◆ **GIVEN TASK**
Report how many lines of these entries hold the string "this"; reply with the number alone.

◆ **DATA FOR PROCESSING**
-------------------------
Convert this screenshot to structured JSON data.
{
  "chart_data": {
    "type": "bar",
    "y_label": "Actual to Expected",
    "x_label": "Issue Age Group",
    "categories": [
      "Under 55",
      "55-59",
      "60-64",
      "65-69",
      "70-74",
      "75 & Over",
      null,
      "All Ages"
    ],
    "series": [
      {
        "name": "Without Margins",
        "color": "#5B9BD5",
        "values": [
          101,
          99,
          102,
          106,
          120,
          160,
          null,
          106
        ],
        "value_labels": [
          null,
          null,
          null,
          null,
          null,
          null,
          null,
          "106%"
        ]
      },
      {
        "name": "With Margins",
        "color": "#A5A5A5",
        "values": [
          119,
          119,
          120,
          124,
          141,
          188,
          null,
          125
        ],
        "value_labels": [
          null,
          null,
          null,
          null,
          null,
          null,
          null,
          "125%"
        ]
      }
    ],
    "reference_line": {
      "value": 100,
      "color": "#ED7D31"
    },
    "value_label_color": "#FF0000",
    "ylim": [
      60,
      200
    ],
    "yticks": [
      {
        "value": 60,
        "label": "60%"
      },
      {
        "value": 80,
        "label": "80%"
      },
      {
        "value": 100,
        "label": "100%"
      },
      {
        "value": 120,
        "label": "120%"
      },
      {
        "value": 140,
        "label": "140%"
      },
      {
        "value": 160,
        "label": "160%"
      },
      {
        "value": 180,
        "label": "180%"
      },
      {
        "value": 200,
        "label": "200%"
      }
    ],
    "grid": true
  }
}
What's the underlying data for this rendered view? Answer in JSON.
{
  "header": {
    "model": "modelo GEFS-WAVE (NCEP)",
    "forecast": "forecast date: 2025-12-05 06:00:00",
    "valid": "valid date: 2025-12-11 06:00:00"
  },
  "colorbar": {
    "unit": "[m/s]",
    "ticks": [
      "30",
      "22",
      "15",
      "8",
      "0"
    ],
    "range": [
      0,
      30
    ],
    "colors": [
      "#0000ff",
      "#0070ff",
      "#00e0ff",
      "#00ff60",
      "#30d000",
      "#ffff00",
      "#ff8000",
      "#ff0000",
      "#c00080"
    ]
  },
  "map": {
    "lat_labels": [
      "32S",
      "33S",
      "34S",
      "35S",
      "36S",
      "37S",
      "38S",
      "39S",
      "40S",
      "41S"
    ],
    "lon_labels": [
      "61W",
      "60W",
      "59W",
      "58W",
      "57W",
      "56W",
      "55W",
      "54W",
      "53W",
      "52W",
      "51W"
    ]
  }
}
-------------------------
◆ **EXERCISE OUTPUT**
2